Your goal: Where the data below has the string "Prevalence", return the whole line.

Excerpted data:
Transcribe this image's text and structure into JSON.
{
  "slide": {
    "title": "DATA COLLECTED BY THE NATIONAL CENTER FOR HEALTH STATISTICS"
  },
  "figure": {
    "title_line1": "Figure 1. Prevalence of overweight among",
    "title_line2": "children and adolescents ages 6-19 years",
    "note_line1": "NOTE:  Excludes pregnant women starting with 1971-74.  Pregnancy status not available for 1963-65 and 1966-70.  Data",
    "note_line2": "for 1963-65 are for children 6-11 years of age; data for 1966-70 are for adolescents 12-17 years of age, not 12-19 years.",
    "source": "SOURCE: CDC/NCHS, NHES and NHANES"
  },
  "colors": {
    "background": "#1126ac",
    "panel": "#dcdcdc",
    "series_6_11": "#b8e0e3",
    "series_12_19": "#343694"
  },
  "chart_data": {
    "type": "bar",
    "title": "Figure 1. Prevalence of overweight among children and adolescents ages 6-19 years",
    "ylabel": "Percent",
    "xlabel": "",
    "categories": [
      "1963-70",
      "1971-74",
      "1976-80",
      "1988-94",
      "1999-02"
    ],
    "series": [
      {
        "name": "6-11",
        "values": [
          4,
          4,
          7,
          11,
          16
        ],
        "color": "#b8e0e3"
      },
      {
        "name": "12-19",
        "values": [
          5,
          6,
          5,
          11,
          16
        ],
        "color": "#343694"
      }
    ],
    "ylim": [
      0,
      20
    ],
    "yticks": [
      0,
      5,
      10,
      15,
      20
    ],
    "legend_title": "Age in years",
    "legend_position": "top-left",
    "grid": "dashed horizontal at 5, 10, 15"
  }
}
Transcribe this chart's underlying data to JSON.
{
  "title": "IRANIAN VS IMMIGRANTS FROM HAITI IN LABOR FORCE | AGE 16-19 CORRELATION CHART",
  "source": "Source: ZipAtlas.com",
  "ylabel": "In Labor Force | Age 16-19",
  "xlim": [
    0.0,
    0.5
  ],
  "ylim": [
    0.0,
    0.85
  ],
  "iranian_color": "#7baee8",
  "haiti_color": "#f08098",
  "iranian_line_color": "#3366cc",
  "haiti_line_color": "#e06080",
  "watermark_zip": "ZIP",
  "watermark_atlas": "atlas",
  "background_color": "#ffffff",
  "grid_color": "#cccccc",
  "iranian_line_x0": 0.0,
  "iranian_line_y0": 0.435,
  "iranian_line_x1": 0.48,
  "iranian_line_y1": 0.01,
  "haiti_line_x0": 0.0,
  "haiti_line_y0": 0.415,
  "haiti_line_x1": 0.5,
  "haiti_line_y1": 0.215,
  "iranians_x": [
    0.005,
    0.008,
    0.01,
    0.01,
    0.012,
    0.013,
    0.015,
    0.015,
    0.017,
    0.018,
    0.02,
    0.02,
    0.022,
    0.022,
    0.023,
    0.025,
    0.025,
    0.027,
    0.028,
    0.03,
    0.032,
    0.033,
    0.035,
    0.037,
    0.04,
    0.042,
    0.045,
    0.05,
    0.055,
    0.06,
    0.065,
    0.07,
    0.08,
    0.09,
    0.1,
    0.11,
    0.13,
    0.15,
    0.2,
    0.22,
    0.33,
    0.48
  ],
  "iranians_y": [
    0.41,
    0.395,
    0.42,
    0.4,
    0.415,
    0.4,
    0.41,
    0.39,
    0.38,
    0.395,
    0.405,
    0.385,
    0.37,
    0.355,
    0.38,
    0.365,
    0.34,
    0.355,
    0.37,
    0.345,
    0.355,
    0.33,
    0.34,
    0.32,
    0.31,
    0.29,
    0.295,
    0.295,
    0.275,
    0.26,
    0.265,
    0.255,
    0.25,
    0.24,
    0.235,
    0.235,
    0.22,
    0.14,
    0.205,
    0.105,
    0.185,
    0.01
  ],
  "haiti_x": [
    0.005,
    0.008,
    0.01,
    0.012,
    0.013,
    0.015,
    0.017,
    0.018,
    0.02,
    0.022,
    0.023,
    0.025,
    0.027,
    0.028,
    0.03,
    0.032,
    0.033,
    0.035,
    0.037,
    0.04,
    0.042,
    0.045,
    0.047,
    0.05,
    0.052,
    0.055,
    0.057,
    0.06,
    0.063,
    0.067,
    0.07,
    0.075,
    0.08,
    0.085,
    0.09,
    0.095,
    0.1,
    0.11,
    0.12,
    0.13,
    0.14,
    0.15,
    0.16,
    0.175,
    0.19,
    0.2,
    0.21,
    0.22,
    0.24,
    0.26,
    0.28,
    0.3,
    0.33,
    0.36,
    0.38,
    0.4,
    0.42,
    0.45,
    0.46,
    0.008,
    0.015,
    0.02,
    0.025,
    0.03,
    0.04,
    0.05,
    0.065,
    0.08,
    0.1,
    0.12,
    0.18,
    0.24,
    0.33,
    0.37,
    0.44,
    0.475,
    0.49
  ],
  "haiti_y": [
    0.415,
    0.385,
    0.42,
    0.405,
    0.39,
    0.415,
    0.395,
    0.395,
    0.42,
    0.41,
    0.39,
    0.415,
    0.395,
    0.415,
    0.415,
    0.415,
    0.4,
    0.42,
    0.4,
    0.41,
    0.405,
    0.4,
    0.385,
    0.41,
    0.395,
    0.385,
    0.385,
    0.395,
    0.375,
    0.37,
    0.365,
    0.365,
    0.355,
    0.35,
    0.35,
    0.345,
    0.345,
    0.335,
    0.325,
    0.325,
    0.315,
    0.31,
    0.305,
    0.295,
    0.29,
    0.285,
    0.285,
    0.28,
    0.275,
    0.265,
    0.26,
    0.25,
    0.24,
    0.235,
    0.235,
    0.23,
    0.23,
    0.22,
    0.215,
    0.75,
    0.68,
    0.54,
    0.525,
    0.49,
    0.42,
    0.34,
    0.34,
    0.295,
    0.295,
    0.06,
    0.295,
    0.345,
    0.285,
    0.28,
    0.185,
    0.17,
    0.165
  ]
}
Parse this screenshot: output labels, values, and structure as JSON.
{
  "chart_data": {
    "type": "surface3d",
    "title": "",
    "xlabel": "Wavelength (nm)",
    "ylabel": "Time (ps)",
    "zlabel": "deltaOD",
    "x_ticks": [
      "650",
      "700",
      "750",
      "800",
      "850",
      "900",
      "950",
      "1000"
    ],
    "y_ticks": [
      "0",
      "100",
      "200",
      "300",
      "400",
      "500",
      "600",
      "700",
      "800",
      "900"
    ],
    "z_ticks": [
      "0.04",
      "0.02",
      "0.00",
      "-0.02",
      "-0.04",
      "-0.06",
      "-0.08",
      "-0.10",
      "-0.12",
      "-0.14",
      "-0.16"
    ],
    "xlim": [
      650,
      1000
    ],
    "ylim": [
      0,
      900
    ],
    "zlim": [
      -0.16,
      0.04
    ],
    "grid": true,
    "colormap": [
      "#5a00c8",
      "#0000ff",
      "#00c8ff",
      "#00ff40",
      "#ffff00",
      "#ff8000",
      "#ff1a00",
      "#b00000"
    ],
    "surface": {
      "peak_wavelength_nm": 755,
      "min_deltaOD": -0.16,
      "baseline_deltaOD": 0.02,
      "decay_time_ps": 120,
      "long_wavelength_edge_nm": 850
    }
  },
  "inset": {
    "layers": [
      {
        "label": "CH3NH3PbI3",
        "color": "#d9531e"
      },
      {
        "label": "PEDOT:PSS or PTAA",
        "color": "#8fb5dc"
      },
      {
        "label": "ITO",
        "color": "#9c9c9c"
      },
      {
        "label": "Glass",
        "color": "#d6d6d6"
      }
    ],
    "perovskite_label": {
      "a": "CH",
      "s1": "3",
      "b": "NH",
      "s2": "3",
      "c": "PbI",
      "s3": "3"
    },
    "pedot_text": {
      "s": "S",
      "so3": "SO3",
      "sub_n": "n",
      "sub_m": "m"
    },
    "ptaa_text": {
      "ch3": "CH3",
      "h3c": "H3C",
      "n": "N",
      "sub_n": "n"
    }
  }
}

Exercise result:
    "title_line1": "Figure 1. Prevalence of overweight among",
    "title": "Figure 1. Prevalence of overweight among children and adolescents ages 6-19 years",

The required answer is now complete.